Your instructions
Print every line of the listing exactly, please.

▬▬▬▬▬▬▬▬▬▬

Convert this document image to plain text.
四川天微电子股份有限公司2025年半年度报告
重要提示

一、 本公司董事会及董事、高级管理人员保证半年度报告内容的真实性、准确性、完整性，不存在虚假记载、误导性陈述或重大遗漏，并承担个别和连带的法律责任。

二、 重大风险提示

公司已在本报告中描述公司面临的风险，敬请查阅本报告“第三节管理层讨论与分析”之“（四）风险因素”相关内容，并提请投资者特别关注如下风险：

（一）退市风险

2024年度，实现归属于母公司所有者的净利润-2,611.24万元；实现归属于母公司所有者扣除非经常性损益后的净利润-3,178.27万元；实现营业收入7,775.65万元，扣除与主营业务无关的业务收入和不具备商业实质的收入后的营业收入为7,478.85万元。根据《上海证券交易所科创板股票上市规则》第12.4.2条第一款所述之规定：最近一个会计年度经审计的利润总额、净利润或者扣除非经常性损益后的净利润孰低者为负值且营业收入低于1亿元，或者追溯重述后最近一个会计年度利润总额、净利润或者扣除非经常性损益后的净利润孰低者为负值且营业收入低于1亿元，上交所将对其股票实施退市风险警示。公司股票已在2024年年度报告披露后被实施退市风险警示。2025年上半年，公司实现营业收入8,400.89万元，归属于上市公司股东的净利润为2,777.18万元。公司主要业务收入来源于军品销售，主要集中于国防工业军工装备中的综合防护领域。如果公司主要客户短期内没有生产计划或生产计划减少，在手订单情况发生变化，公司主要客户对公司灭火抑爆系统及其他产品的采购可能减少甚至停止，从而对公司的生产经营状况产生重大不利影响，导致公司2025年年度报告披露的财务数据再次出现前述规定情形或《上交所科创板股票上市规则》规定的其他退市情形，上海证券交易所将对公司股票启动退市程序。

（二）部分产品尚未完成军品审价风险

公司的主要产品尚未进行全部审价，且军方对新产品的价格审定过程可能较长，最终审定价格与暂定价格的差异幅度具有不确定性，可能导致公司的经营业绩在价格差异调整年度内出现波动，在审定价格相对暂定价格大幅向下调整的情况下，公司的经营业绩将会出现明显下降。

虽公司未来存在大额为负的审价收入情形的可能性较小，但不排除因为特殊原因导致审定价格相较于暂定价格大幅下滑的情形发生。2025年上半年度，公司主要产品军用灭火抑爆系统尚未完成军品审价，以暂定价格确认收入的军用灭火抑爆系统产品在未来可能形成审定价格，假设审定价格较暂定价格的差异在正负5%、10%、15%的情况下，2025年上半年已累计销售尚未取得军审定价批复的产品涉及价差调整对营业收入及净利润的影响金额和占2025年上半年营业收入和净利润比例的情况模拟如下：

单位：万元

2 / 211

▬▬▬▬▬▬▬▬▬▬

Response to the exercise
Convert this document image to plain text.
四川天微电子股份有限公司2025年半年度报告
重要提示

一、 本公司董事会及董事、高级管理人员保证半年度报告内容的真实性、准确性、完整性，不存在虚假记载、误导性陈述或重大遗漏，并承担个别和连带的法律责任。

二、 重大风险提示

公司已在本报告中描述公司面临的风险，敬请查阅本报告“第三节管理层讨论与分析”之“（四）风险因素”相关内容，并提请投资者特别关注如下风险：

（一）退市风险

2024年度，实现归属于母公司所有者的净利润-2,611.24万元；实现归属于母公司所有者扣除非经常性损益后的净利润-3,178.27万元；实现营业收入7,775.65万元，扣除与主营业务无关的业务收入和不具备商业实质的收入后的营业收入为7,478.85万元。根据《上海证券交易所科创板股票上市规则》第12.4.2条第一款所述之规定：最近一个会计年度经审计的利润总额、净利润或者扣除非经常性损益后的净利润孰低者为负值且营业收入低于1亿元，或者追溯重述后最近一个会计年度利润总额、净利润或者扣除非经常性损益后的净利润孰低者为负值且营业收入低于1亿元，上交所将对其股票实施退市风险警示。公司股票已在2024年年度报告披露后被实施退市风险警示。2025年上半年，公司实现营业收入8,400.89万元，归属于上市公司股东的净利润为2,777.18万元。公司主要业务收入来源于军品销售，主要集中于国防工业军工装备中的综合防护领域。如果公司主要客户短期内没有生产计划或生产计划减少，在手订单情况发生变化，公司主要客户对公司灭火抑爆系统及其他产品的采购可能减少甚至停止，从而对公司的生产经营状况产生重大不利影响，导致公司2025年年度报告披露的财务数据再次出现前述规定情形或《上交所科创板股票上市规则》规定的其他退市情形，上海证券交易所将对公司股票启动退市程序。

（二）部分产品尚未完成军品审价风险

公司的主要产品尚未进行全部审价，且军方对新产品的价格审定过程可能较长，最终审定价格与暂定价格的差异幅度具有不确定性，可能导致公司的经营业绩在价格差异调整年度内出现波动，在审定价格相对暂定价格大幅向下调整的情况下，公司的经营业绩将会出现明显下降。

虽公司未来存在大额为负的审价收入情形的可能性较小，但不排除因为特殊原因导致审定价格相较于暂定价格大幅下滑的情形发生。2025年上半年度，公司主要产品军用灭火抑爆系统尚未完成军品审价，以暂定价格确认收入的军用灭火抑爆系统产品在未来可能形成审定价格，假设审定价格较暂定价格的差异在正负5%、10%、15%的情况下，2025年上半年已累计销售尚未取得军审定价批复的产品涉及价差调整对营业收入及净利润的影响金额和占2025年上半年营业收入和净利润比例的情况模拟如下：

单位：万元

2 / 211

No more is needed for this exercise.